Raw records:

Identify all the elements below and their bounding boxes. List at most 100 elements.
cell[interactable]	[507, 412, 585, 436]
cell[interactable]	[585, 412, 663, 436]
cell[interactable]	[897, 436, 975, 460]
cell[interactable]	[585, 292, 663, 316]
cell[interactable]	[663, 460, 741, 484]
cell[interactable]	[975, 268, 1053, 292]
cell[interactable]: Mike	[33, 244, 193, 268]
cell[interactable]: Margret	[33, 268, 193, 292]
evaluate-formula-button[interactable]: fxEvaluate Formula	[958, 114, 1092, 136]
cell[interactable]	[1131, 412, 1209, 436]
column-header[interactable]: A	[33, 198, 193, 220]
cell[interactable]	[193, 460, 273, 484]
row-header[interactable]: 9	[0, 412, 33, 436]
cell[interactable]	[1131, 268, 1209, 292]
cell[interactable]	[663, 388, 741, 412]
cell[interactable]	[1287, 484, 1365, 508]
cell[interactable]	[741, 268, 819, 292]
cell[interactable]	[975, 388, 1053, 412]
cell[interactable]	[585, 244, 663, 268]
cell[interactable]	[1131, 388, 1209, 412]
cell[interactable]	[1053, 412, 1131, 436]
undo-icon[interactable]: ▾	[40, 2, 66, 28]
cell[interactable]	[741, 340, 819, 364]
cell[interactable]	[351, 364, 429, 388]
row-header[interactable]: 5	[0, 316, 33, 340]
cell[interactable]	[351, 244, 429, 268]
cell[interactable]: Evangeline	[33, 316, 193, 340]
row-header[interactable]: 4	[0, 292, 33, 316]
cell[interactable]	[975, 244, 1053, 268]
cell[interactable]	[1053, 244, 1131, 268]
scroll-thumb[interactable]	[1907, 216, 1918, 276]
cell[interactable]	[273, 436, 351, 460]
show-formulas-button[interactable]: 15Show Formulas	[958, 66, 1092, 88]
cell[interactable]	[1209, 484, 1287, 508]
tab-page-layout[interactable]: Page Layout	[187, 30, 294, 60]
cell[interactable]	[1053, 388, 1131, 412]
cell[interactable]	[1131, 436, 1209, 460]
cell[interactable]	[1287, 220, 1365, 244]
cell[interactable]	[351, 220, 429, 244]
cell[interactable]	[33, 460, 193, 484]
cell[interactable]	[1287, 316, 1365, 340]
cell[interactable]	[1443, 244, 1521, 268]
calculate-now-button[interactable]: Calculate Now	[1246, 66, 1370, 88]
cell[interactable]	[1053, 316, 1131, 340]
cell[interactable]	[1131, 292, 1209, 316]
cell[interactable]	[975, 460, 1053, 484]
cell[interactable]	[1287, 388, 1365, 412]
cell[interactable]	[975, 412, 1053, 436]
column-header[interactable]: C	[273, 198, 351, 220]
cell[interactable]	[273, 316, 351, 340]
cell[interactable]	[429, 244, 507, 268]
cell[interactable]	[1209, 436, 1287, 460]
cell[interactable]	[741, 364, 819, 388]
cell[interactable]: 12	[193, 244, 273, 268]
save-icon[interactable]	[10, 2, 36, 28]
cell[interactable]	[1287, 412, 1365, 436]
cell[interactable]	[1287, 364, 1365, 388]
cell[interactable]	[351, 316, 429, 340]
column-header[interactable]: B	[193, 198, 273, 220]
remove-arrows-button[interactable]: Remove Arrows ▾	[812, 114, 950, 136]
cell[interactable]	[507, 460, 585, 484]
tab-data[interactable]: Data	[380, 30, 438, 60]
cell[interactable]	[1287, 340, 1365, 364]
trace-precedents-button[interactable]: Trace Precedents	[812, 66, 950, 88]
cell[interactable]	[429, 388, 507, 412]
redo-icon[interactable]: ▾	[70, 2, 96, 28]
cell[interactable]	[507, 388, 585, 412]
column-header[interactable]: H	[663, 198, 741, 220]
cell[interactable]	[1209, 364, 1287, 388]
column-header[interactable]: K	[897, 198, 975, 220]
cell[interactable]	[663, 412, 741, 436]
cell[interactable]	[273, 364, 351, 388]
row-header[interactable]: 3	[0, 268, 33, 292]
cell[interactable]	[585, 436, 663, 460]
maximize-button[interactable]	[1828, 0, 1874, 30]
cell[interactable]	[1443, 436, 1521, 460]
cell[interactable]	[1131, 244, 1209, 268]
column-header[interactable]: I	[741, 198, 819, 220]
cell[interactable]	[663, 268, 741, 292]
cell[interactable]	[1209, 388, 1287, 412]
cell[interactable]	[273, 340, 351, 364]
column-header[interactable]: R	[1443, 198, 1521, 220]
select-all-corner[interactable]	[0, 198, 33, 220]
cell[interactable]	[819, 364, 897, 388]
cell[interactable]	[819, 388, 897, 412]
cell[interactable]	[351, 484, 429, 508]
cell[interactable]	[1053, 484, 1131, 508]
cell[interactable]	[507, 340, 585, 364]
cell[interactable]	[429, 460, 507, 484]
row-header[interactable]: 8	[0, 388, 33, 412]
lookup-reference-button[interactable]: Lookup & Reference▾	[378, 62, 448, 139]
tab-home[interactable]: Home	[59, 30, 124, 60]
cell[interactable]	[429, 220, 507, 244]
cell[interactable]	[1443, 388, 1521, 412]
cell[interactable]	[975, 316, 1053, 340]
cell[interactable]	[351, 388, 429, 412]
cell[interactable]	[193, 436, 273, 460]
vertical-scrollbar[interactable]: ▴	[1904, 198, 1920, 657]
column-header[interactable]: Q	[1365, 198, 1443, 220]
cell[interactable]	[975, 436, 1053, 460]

Stated exercise -
Please duplicate every line of the items above exactly, without changing anything.

Correct result -
Identify all the elements below and their bounding boxes. List at most 100 elements.
cell[interactable]	[507, 412, 585, 436]
cell[interactable]	[585, 412, 663, 436]
cell[interactable]	[897, 436, 975, 460]
cell[interactable]	[585, 292, 663, 316]
cell[interactable]	[663, 460, 741, 484]
cell[interactable]	[975, 268, 1053, 292]
cell[interactable]: Mike	[33, 244, 193, 268]
cell[interactable]: Margret	[33, 268, 193, 292]
evaluate-formula-button[interactable]: fxEvaluate Formula	[958, 114, 1092, 136]
cell[interactable]	[1131, 412, 1209, 436]
column-header[interactable]: A	[33, 198, 193, 220]
cell[interactable]	[193, 460, 273, 484]
row-header[interactable]: 9	[0, 412, 33, 436]
cell[interactable]	[1131, 268, 1209, 292]
cell[interactable]	[663, 388, 741, 412]
cell[interactable]	[1287, 484, 1365, 508]
cell[interactable]	[741, 268, 819, 292]
cell[interactable]	[975, 388, 1053, 412]
cell[interactable]	[585, 244, 663, 268]
cell[interactable]	[1131, 388, 1209, 412]
cell[interactable]	[1053, 412, 1131, 436]
undo-icon[interactable]: ▾	[40, 2, 66, 28]
cell[interactable]	[741, 340, 819, 364]
cell[interactable]	[351, 364, 429, 388]
row-header[interactable]: 5	[0, 316, 33, 340]
cell[interactable]	[351, 244, 429, 268]
cell[interactable]: Evangeline	[33, 316, 193, 340]
row-header[interactable]: 4	[0, 292, 33, 316]
cell[interactable]	[975, 244, 1053, 268]
cell[interactable]	[1053, 244, 1131, 268]
scroll-thumb[interactable]	[1907, 216, 1918, 276]
cell[interactable]	[273, 436, 351, 460]
show-formulas-button[interactable]: 15Show Formulas	[958, 66, 1092, 88]
cell[interactable]	[1209, 484, 1287, 508]
tab-page-layout[interactable]: Page Layout	[187, 30, 294, 60]
cell[interactable]	[1053, 388, 1131, 412]
cell[interactable]	[1131, 436, 1209, 460]
cell[interactable]	[1287, 220, 1365, 244]
cell[interactable]	[351, 220, 429, 244]
cell[interactable]	[33, 460, 193, 484]
cell[interactable]	[1287, 316, 1365, 340]
cell[interactable]	[1443, 244, 1521, 268]
calculate-now-button[interactable]: Calculate Now	[1246, 66, 1370, 88]
cell[interactable]	[1053, 316, 1131, 340]
cell[interactable]	[1131, 292, 1209, 316]
cell[interactable]	[975, 460, 1053, 484]
cell[interactable]	[1287, 388, 1365, 412]
cell[interactable]	[975, 412, 1053, 436]
column-header[interactable]: C	[273, 198, 351, 220]
cell[interactable]	[273, 316, 351, 340]
cell[interactable]	[429, 244, 507, 268]
cell[interactable]	[1209, 436, 1287, 460]
cell[interactable]	[741, 364, 819, 388]
cell[interactable]: 12	[193, 244, 273, 268]
save-icon[interactable]	[10, 2, 36, 28]
cell[interactable]	[1287, 412, 1365, 436]
cell[interactable]	[1287, 364, 1365, 388]
cell[interactable]	[351, 316, 429, 340]
column-header[interactable]: B	[193, 198, 273, 220]
remove-arrows-button[interactable]: Remove Arrows ▾	[812, 114, 950, 136]
cell[interactable]	[507, 460, 585, 484]
tab-data[interactable]: Data	[380, 30, 438, 60]
cell[interactable]	[1287, 340, 1365, 364]
trace-precedents-button[interactable]: Trace Precedents	[812, 66, 950, 88]
cell[interactable]	[429, 388, 507, 412]
redo-icon[interactable]: ▾	[70, 2, 96, 28]
cell[interactable]	[507, 388, 585, 412]
column-header[interactable]: H	[663, 198, 741, 220]
cell[interactable]	[1209, 364, 1287, 388]
column-header[interactable]: K	[897, 198, 975, 220]
cell[interactable]	[663, 412, 741, 436]
cell[interactable]	[273, 364, 351, 388]
row-header[interactable]: 3	[0, 268, 33, 292]
cell[interactable]	[585, 436, 663, 460]
maximize-button[interactable]	[1828, 0, 1874, 30]
cell[interactable]	[1443, 436, 1521, 460]
cell[interactable]	[1131, 244, 1209, 268]
column-header[interactable]: I	[741, 198, 819, 220]
cell[interactable]	[663, 268, 741, 292]
cell[interactable]	[1209, 388, 1287, 412]
cell[interactable]	[273, 340, 351, 364]
column-header[interactable]: R	[1443, 198, 1521, 220]
select-all-corner[interactable]	[0, 198, 33, 220]
cell[interactable]	[819, 364, 897, 388]
cell[interactable]	[819, 388, 897, 412]
cell[interactable]	[351, 484, 429, 508]
cell[interactable]	[1053, 484, 1131, 508]
cell[interactable]	[507, 340, 585, 364]
cell[interactable]	[429, 460, 507, 484]
row-header[interactable]: 8	[0, 388, 33, 412]
lookup-reference-button[interactable]: Lookup & Reference▾	[378, 62, 448, 139]
tab-home[interactable]: Home	[59, 30, 124, 60]
cell[interactable]	[429, 220, 507, 244]
cell[interactable]	[1443, 388, 1521, 412]
cell[interactable]	[975, 316, 1053, 340]
cell[interactable]	[351, 388, 429, 412]
cell[interactable]	[193, 436, 273, 460]
vertical-scrollbar[interactable]: ▴	[1904, 198, 1920, 657]
column-header[interactable]: Q	[1365, 198, 1443, 220]
cell[interactable]	[975, 436, 1053, 460]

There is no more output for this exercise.